Required task: Copy out the lines that include the word "name".

-- START Excerpted data --

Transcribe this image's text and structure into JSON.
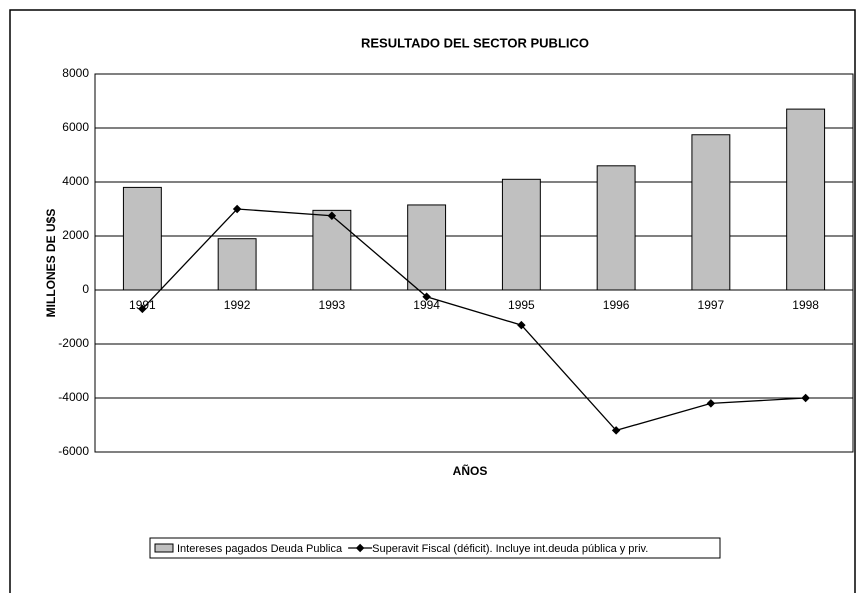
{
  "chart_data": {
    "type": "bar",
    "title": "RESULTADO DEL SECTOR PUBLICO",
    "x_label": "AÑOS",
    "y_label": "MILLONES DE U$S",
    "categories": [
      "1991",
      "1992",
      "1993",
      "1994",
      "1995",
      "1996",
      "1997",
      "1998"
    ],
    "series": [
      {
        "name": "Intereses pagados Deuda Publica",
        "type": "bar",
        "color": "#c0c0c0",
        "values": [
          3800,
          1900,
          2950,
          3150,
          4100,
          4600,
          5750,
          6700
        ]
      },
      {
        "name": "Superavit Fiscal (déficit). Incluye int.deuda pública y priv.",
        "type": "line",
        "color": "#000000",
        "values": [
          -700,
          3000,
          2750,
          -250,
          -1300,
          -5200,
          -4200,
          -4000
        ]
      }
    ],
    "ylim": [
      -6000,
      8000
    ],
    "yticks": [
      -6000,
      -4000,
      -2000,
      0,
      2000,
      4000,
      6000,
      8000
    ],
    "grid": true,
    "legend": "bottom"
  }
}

-- END Excerpted data --

Task output:
        "name": "Intereses pagados Deuda Publica",
        "name": "Superavit Fiscal (déficit). Incluye int.deuda pública y priv.",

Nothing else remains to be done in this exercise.